Requirements
Pick out every line that holds the string "true" and copy it.

Exercise inputs
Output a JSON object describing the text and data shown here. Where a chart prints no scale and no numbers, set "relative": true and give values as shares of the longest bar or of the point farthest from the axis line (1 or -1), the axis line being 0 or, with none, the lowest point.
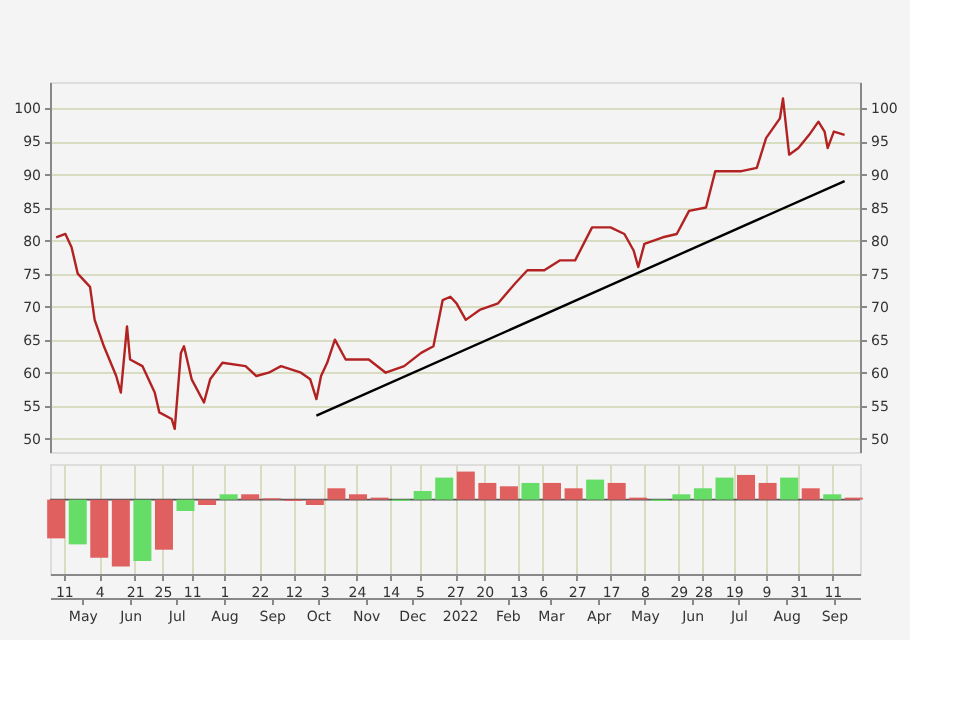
{
  "chart_data": [
    {
      "type": "line",
      "series": [
        {
          "color": "#b22222",
          "x": [
            "2021-04-14",
            "2021-04-20",
            "2021-04-24",
            "2021-04-28",
            "2021-05-06",
            "2021-05-09",
            "2021-05-15",
            "2021-05-23",
            "2021-05-26",
            "2021-05-30",
            "2021-06-01",
            "2021-06-09",
            "2021-06-17",
            "2021-06-20",
            "2021-06-28",
            "2021-06-30",
            "2021-07-04",
            "2021-07-06",
            "2021-07-11",
            "2021-07-19",
            "2021-07-23",
            "2021-07-31",
            "2021-08-15",
            "2021-08-22",
            "2021-08-30",
            "2021-09-07",
            "2021-09-20",
            "2021-09-26",
            "2021-09-30",
            "2021-10-03",
            "2021-10-07",
            "2021-10-12",
            "2021-10-19",
            "2021-11-03",
            "2021-11-14",
            "2021-11-26",
            "2021-12-07",
            "2021-12-15",
            "2021-12-21",
            "2021-12-26",
            "2021-12-30",
            "2022-01-05",
            "2022-01-14",
            "2022-01-26",
            "2022-02-06",
            "2022-02-14",
            "2022-02-25",
            "2022-03-07",
            "2022-03-17",
            "2022-03-28",
            "2022-04-09",
            "2022-04-18",
            "2022-04-24",
            "2022-04-27",
            "2022-05-01",
            "2022-05-13",
            "2022-05-22",
            "2022-05-30",
            "2022-06-10",
            "2022-06-16",
            "2022-06-22",
            "2022-07-03",
            "2022-07-13",
            "2022-07-19",
            "2022-07-28",
            "2022-07-30",
            "2022-08-03",
            "2022-08-09",
            "2022-08-16",
            "2022-08-22",
            "2022-08-26",
            "2022-08-28",
            "2022-09-01",
            "2022-09-08"
          ],
          "values": [
            80.5,
            81,
            79,
            75,
            73,
            68,
            64,
            59.5,
            57,
            67,
            62,
            61,
            57,
            54,
            53,
            51.5,
            63,
            64,
            59,
            55.5,
            59,
            61.5,
            61,
            59.5,
            60,
            61,
            60,
            59,
            56,
            59.5,
            61.5,
            65,
            62,
            62,
            60,
            61,
            63,
            64,
            71,
            71.5,
            70.5,
            68,
            69.5,
            70.5,
            73.5,
            75.5,
            75.5,
            77,
            77,
            82,
            82,
            81,
            78.5,
            76,
            79.5,
            80.5,
            81,
            84.5,
            85,
            90.5,
            90.5,
            90.5,
            91,
            95.5,
            98.5,
            101.5,
            93,
            94,
            96,
            98,
            96.5,
            94,
            96.5,
            96
          ]
        },
        {
          "type": "line",
          "color": "#000000",
          "axis": "y2",
          "x": [
            "2021-09-30",
            "2022-09-08"
          ],
          "values": [
            53.5,
            89
          ]
        }
      ],
      "xlim": [
        "2021-04-10",
        "2022-09-18"
      ],
      "xticks": [
        "2021-04-19",
        "2021-05-12",
        "2021-06-04",
        "2021-06-22",
        "2021-07-11",
        "2021-08-01",
        "2021-08-24",
        "2021-09-15",
        "2021-10-05",
        "2021-10-26",
        "2021-11-17",
        "2021-12-06",
        "2021-12-29",
        "2022-01-17",
        "2022-02-08",
        "2022-02-24",
        "2022-03-18",
        "2022-04-09",
        "2022-05-01",
        "2022-05-23",
        "2022-06-08",
        "2022-06-28",
        "2022-07-19",
        "2022-08-09",
        "2022-08-31"
      ],
      "ylim": [
        48,
        104
      ],
      "yticks": [
        50,
        55,
        60,
        65,
        70,
        75,
        80,
        85,
        90,
        95,
        100
      ],
      "y2lim": [
        48,
        104
      ],
      "y2ticks": [
        50,
        55,
        60,
        65,
        70,
        75,
        80,
        85,
        90,
        95,
        100
      ],
      "grid": true,
      "tick_labels": "y"
    },
    {
      "type": "bar",
      "relative": true,
      "x": [
        "2021-04-14",
        "2021-04-28",
        "2021-05-12",
        "2021-05-26",
        "2021-06-09",
        "2021-06-23",
        "2021-07-07",
        "2021-07-21",
        "2021-08-04",
        "2021-08-18",
        "2021-09-01",
        "2021-09-15",
        "2021-09-29",
        "2021-10-13",
        "2021-10-27",
        "2021-11-10",
        "2021-11-24",
        "2021-12-08",
        "2021-12-22",
        "2022-01-05",
        "2022-01-19",
        "2022-02-02",
        "2022-02-16",
        "2022-03-02",
        "2022-03-16",
        "2022-03-30",
        "2022-04-13",
        "2022-04-27",
        "2022-05-11",
        "2022-05-25",
        "2022-06-08",
        "2022-06-22",
        "2022-07-06",
        "2022-07-20",
        "2022-08-03",
        "2022-08-17",
        "2022-08-31",
        "2022-09-14"
      ],
      "values": [
        -0.58,
        -0.67,
        -0.87,
        -1,
        -0.92,
        -0.75,
        -0.17,
        -0.08,
        0.08,
        0.08,
        0.02,
        -0.02,
        -0.08,
        0.17,
        0.08,
        0.03,
        -0.02,
        0.13,
        0.33,
        0.42,
        0.25,
        0.2,
        0.25,
        0.25,
        0.17,
        0.3,
        0.25,
        0.03,
        -0.02,
        0.08,
        0.17,
        0.33,
        0.37,
        0.25,
        0.33,
        0.17,
        0.08,
        0.03
      ],
      "colors": [
        "#e06060",
        "#66dd66",
        "#e06060",
        "#e06060",
        "#66dd66",
        "#e06060",
        "#66dd66",
        "#e06060",
        "#66dd66",
        "#e06060",
        "#e06060",
        "#e06060",
        "#e06060",
        "#e06060",
        "#e06060",
        "#e06060",
        "#66dd66",
        "#66dd66",
        "#66dd66",
        "#e06060",
        "#e06060",
        "#e06060",
        "#66dd66",
        "#e06060",
        "#e06060",
        "#66dd66",
        "#e06060",
        "#e06060",
        "#66dd66",
        "#66dd66",
        "#66dd66",
        "#66dd66",
        "#e06060",
        "#e06060",
        "#66dd66",
        "#e06060",
        "#66dd66",
        "#e06060"
      ],
      "xlim": [
        "2021-04-10",
        "2022-09-18"
      ],
      "xticks": [
        {
          "value": "2021-04-19",
          "label": "11"
        },
        {
          "value": "2021-05-12",
          "label": "4"
        },
        {
          "value": "2021-06-04",
          "label": "21"
        },
        {
          "value": "2021-06-22",
          "label": "25"
        },
        {
          "value": "2021-07-11",
          "label": "11"
        },
        {
          "value": "2021-08-01",
          "label": "1"
        },
        {
          "value": "2021-08-24",
          "label": "22"
        },
        {
          "value": "2021-09-15",
          "label": "12"
        },
        {
          "value": "2021-10-05",
          "label": "3"
        },
        {
          "value": "2021-10-26",
          "label": "24"
        },
        {
          "value": "2021-11-17",
          "label": "14"
        },
        {
          "value": "2021-12-06",
          "label": "5"
        },
        {
          "value": "2021-12-29",
          "label": "27"
        },
        {
          "value": "2022-01-17",
          "label": "20"
        },
        {
          "value": "2022-02-08",
          "label": "13"
        },
        {
          "value": "2022-02-24",
          "label": "6"
        },
        {
          "value": "2022-03-18",
          "label": "27"
        },
        {
          "value": "2022-04-09",
          "label": "17"
        },
        {
          "value": "2022-05-01",
          "label": "8"
        },
        {
          "value": "2022-05-23",
          "label": "29"
        },
        {
          "value": "2022-06-08",
          "label": "28"
        },
        {
          "value": "2022-06-28",
          "label": "19"
        },
        {
          "value": "2022-07-19",
          "label": "9"
        },
        {
          "value": "2022-08-09",
          "label": "31"
        },
        {
          "value": "2022-08-31",
          "label": "11"
        }
      ],
      "x2lim": [
        "2021-04-10",
        "2022-09-18"
      ],
      "x2ticks": [
        {
          "value": "2021-05-01",
          "label": "May"
        },
        {
          "value": "2021-06-01",
          "label": "Jun"
        },
        {
          "value": "2021-07-01",
          "label": "Jul"
        },
        {
          "value": "2021-08-01",
          "label": "Aug"
        },
        {
          "value": "2021-09-01",
          "label": "Sep"
        },
        {
          "value": "2021-10-01",
          "label": "Oct"
        },
        {
          "value": "2021-11-01",
          "label": "Nov"
        },
        {
          "value": "2021-12-01",
          "label": "Dec"
        },
        {
          "value": "2022-01-01",
          "label": "2022"
        },
        {
          "value": "2022-02-01",
          "label": "Feb"
        },
        {
          "value": "2022-03-01",
          "label": "Mar"
        },
        {
          "value": "2022-04-01",
          "label": "Apr"
        },
        {
          "value": "2022-05-01",
          "label": "May"
        },
        {
          "value": "2022-06-01",
          "label": "Jun"
        },
        {
          "value": "2022-07-01",
          "label": "Jul"
        },
        {
          "value": "2022-08-01",
          "label": "Aug"
        },
        {
          "value": "2022-09-01",
          "label": "Sep"
        }
      ],
      "grid": true,
      "tick_labels": "x"
    }
  ]
}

Correct output
Output a JSON object describing the text and data shown here. Where a chart prints no scale and no numbers, set "relative": true and give values as shares of the longest bar or of the point farthest from the axis line (1 or -1), the axis line being 0 or, with none, the lowest point.
      "grid": true,
      "relative": true,
      "grid": true,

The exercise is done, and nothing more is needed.